_Directions for this task_
Type out all the records once more, exactly.

========

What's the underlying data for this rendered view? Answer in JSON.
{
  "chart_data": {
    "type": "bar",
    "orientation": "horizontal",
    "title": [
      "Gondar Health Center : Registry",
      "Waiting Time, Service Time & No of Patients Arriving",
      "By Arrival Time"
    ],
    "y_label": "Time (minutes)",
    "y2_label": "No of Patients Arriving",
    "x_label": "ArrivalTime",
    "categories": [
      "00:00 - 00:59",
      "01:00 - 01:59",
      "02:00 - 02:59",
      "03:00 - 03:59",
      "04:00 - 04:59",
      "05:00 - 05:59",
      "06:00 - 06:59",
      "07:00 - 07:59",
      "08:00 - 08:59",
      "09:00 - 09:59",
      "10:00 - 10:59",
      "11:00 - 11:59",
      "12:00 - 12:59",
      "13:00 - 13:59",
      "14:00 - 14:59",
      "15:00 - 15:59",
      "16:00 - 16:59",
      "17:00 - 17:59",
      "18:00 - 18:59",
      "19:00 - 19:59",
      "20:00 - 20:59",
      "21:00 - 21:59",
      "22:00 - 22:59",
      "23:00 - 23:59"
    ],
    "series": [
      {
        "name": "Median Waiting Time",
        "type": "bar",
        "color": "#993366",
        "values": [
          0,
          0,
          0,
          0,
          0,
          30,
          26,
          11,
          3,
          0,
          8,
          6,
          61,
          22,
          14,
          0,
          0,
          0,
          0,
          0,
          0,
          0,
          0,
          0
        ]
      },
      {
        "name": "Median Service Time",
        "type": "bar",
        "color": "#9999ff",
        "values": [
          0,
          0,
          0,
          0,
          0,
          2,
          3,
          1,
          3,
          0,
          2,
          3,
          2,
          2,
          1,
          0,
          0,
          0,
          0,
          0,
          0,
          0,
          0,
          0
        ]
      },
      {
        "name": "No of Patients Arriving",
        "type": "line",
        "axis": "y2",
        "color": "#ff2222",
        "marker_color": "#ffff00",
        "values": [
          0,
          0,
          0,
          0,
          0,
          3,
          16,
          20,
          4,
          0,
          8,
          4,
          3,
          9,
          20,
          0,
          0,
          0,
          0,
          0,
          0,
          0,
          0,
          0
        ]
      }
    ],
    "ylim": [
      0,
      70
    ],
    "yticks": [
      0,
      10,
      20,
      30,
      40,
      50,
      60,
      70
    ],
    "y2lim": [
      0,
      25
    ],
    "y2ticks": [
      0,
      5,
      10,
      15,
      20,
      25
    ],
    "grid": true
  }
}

========

_Solution for this problem_
What's the underlying data for this rendered view? Answer in JSON.
{
  "chart_data": {
    "type": "bar",
    "orientation": "horizontal",
    "title": [
      "Gondar Health Center : Registry",
      "Waiting Time, Service Time & No of Patients Arriving",
      "By Arrival Time"
    ],
    "y_label": "Time (minutes)",
    "y2_label": "No of Patients Arriving",
    "x_label": "ArrivalTime",
    "categories": [
      "00:00 - 00:59",
      "01:00 - 01:59",
      "02:00 - 02:59",
      "03:00 - 03:59",
      "04:00 - 04:59",
      "05:00 - 05:59",
      "06:00 - 06:59",
      "07:00 - 07:59",
      "08:00 - 08:59",
      "09:00 - 09:59",
      "10:00 - 10:59",
      "11:00 - 11:59",
      "12:00 - 12:59",
      "13:00 - 13:59",
      "14:00 - 14:59",
      "15:00 - 15:59",
      "16:00 - 16:59",
      "17:00 - 17:59",
      "18:00 - 18:59",
      "19:00 - 19:59",
      "20:00 - 20:59",
      "21:00 - 21:59",
      "22:00 - 22:59",
      "23:00 - 23:59"
    ],
    "series": [
      {
        "name": "Median Waiting Time",
        "type": "bar",
        "color": "#993366",
        "values": [
          0,
          0,
          0,
          0,
          0,
          30,
          26,
          11,
          3,
          0,
          8,
          6,
          61,
          22,
          14,
          0,
          0,
          0,
          0,
          0,
          0,
          0,
          0,
          0
        ]
      },
      {
        "name": "Median Service Time",
        "type": "bar",
        "color": "#9999ff",
        "values": [
          0,
          0,
          0,
          0,
          0,
          2,
          3,
          1,
          3,
          0,
          2,
          3,
          2,
          2,
          1,
          0,
          0,
          0,
          0,
          0,
          0,
          0,
          0,
          0
        ]
      },
      {
        "name": "No of Patients Arriving",
        "type": "line",
        "axis": "y2",
        "color": "#ff2222",
        "marker_color": "#ffff00",
        "values": [
          0,
          0,
          0,
          0,
          0,
          3,
          16,
          20,
          4,
          0,
          8,
          4,
          3,
          9,
          20,
          0,
          0,
          0,
          0,
          0,
          0,
          0,
          0,
          0
        ]
      }
    ],
    "ylim": [
      0,
      70
    ],
    "yticks": [
      0,
      10,
      20,
      30,
      40,
      50,
      60,
      70
    ],
    "y2lim": [
      0,
      25
    ],
    "y2ticks": [
      0,
      5,
      10,
      15,
      20,
      25
    ],
    "grid": true
  }
}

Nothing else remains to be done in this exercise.